**FILAS DE DATOS**:
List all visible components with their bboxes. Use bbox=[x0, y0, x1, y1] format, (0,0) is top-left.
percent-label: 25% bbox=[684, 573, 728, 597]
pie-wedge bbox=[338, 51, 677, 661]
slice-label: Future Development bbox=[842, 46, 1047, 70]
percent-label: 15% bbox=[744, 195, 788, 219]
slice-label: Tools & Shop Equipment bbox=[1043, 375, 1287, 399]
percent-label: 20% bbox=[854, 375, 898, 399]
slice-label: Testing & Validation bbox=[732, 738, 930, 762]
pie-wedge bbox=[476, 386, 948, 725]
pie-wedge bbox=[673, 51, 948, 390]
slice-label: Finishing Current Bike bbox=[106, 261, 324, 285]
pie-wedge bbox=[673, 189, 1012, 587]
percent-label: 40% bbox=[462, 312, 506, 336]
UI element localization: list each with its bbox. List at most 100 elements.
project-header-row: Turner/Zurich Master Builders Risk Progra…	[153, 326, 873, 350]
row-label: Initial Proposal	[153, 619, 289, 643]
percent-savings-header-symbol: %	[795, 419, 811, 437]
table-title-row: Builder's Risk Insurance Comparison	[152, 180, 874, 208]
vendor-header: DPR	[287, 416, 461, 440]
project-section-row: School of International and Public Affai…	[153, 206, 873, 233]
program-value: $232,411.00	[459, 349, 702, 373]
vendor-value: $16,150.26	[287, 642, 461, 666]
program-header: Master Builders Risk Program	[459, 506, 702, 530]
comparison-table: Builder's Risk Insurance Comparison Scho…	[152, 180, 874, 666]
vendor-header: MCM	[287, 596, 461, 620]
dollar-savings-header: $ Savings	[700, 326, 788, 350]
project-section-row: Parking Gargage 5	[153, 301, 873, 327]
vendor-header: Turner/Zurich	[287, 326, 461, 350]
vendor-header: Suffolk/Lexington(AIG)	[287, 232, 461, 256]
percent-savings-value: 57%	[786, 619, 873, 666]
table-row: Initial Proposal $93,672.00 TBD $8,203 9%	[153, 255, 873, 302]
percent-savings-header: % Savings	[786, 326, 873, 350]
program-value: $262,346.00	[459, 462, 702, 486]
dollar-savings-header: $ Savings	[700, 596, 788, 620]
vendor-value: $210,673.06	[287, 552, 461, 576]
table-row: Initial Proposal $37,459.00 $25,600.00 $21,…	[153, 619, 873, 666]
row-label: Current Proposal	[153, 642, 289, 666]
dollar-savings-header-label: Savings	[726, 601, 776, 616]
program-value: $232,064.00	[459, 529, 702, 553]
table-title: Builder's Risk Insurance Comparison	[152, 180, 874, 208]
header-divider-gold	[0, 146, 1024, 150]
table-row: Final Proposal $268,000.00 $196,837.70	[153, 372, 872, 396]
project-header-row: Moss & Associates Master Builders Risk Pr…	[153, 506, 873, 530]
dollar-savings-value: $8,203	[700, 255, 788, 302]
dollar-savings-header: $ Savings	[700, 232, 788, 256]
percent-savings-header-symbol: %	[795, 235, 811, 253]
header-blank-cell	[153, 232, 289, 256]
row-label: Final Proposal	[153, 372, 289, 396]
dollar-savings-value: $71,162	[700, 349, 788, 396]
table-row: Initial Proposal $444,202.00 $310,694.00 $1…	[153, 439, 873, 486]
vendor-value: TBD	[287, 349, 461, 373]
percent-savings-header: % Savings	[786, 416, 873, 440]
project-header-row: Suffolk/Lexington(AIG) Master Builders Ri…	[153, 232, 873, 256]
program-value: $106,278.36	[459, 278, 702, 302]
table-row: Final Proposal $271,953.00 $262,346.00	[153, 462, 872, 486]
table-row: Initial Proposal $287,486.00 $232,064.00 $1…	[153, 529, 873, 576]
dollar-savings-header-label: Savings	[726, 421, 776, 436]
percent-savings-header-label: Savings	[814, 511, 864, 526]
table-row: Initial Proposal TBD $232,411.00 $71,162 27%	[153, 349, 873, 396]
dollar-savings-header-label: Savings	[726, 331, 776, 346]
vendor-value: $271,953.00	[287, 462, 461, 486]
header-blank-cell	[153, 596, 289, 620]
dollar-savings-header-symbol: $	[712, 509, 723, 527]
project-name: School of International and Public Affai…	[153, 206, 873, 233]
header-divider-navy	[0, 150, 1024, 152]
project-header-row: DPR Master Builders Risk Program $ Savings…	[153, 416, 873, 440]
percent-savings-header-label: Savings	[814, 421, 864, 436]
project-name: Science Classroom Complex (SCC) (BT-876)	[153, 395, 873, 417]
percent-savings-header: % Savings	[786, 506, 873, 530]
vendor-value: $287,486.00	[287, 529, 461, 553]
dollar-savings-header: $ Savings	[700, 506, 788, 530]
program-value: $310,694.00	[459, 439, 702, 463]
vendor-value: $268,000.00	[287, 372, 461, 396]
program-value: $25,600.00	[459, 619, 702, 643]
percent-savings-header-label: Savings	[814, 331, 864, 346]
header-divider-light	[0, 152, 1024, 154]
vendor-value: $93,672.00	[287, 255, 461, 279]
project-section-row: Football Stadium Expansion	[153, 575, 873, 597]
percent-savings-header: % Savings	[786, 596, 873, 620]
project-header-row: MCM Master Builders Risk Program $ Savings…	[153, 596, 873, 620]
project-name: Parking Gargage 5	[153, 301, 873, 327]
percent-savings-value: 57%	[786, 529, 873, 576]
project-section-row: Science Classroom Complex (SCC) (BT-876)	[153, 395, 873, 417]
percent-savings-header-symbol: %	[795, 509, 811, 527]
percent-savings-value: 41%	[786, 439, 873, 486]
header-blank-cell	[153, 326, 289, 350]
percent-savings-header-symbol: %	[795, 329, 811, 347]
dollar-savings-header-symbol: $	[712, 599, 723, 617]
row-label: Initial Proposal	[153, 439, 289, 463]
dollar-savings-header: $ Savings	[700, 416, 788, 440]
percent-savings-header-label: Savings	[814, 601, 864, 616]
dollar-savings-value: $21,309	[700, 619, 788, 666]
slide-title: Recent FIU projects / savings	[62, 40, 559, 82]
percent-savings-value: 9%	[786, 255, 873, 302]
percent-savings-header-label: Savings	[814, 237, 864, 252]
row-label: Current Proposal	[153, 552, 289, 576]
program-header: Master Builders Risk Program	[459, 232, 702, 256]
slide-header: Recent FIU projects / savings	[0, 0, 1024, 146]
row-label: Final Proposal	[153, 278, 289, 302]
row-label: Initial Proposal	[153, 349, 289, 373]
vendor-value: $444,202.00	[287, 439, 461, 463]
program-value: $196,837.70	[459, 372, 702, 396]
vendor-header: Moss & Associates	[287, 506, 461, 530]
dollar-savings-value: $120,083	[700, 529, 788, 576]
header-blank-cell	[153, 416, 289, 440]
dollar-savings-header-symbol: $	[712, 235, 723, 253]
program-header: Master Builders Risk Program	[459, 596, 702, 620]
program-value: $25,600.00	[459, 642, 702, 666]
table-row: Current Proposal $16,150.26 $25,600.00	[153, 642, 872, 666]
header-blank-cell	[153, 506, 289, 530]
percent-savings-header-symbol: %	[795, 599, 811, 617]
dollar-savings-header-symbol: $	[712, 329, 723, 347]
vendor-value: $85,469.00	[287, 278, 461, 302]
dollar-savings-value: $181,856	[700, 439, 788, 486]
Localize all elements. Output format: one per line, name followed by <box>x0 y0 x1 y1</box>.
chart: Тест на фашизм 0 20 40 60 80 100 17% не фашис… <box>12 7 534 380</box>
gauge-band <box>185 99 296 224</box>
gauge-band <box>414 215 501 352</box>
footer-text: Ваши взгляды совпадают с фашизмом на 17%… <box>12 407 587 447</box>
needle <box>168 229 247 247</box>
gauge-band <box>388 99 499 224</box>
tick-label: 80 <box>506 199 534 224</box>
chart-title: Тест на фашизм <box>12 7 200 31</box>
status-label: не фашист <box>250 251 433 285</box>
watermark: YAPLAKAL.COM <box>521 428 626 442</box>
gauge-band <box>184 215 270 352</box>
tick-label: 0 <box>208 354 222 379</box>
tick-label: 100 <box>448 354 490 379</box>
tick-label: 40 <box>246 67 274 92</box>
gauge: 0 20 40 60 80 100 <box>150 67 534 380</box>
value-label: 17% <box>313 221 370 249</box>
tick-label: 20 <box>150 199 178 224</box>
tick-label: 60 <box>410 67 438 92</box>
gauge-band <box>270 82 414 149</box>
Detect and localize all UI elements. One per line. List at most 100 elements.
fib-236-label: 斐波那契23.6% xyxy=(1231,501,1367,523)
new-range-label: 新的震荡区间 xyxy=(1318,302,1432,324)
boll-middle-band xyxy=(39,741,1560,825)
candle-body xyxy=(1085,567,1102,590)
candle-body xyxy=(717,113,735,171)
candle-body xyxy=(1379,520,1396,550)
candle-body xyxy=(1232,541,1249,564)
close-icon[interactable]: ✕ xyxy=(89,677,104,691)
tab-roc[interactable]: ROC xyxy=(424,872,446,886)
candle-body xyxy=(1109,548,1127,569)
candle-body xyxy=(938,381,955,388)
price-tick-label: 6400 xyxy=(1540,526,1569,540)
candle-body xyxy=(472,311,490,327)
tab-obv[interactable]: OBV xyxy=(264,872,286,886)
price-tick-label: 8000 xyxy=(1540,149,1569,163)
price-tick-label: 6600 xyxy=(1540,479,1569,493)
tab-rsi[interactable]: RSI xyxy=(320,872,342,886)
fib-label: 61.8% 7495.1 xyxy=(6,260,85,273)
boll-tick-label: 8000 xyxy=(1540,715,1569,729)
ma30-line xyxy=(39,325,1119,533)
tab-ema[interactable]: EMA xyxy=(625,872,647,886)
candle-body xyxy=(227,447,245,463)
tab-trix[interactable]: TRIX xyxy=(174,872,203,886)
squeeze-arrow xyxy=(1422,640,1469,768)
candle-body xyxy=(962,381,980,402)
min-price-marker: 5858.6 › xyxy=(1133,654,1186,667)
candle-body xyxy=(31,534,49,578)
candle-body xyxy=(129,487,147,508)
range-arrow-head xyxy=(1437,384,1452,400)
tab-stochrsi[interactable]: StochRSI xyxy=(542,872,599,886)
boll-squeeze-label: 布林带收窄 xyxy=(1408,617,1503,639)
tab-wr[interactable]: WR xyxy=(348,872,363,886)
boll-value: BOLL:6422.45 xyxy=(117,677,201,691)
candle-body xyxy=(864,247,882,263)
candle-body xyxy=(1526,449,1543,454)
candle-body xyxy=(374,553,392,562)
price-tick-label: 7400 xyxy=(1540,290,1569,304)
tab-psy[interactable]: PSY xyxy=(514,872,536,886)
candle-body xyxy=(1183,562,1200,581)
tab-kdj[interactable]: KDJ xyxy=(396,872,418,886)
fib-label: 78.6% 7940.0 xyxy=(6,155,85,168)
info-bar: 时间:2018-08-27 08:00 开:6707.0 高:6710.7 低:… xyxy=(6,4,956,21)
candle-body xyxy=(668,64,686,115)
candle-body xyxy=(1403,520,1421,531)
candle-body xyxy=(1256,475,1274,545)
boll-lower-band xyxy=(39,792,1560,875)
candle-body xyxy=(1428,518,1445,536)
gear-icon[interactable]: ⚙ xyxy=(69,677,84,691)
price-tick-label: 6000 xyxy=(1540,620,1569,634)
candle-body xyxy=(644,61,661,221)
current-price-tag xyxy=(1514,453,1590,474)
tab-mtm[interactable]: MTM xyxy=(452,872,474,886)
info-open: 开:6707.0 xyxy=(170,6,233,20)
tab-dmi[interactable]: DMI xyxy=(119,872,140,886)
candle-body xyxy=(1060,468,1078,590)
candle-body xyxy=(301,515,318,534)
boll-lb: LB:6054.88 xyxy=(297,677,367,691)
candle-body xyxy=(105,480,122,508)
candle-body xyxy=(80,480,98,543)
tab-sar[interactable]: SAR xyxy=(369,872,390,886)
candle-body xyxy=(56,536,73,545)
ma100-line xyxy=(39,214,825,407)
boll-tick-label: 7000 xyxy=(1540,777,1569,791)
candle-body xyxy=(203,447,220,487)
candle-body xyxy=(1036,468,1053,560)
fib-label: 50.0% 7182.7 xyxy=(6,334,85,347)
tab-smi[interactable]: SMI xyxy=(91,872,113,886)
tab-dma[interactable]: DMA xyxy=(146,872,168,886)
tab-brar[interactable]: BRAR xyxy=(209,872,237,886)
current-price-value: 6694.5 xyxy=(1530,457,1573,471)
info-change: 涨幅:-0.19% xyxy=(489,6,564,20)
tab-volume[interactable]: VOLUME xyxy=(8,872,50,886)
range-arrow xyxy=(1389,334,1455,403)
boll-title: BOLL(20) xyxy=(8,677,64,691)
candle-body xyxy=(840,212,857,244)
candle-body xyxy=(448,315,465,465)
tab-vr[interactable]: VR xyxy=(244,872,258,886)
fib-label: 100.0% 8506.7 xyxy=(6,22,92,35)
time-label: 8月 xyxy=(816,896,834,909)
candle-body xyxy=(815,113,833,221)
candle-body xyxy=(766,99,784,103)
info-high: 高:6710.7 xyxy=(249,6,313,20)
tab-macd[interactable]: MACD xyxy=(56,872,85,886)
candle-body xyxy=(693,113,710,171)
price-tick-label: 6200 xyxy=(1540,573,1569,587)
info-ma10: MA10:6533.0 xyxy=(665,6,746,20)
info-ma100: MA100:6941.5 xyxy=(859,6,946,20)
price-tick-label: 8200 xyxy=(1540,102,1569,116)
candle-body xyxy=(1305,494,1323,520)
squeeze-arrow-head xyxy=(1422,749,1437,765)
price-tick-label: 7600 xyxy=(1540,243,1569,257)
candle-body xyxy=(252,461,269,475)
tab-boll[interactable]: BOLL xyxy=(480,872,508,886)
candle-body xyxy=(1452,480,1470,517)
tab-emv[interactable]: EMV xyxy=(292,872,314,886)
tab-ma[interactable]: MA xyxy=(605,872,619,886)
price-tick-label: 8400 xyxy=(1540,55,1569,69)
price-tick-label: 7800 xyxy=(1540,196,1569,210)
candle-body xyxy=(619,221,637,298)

**OBJETIVO PLANTEADO**:
Devuelve sin cambiar nada las líneas de los datos, desde la primera hasta la que contiene "pie-wedge bbox=[476, 386, 948, 725]", ambas incluidas.

**SOLUCIÓN DEL EJERCICIO**:
List all visible components with their bboxes. Use bbox=[x0, y0, x1, y1] format, (0,0) is top-left.
percent-label: 25% bbox=[684, 573, 728, 597]
pie-wedge bbox=[338, 51, 677, 661]
slice-label: Future Development bbox=[842, 46, 1047, 70]
percent-label: 15% bbox=[744, 195, 788, 219]
slice-label: Tools & Shop Equipment bbox=[1043, 375, 1287, 399]
percent-label: 20% bbox=[854, 375, 898, 399]
slice-label: Testing & Validation bbox=[732, 738, 930, 762]
pie-wedge bbox=[476, 386, 948, 725]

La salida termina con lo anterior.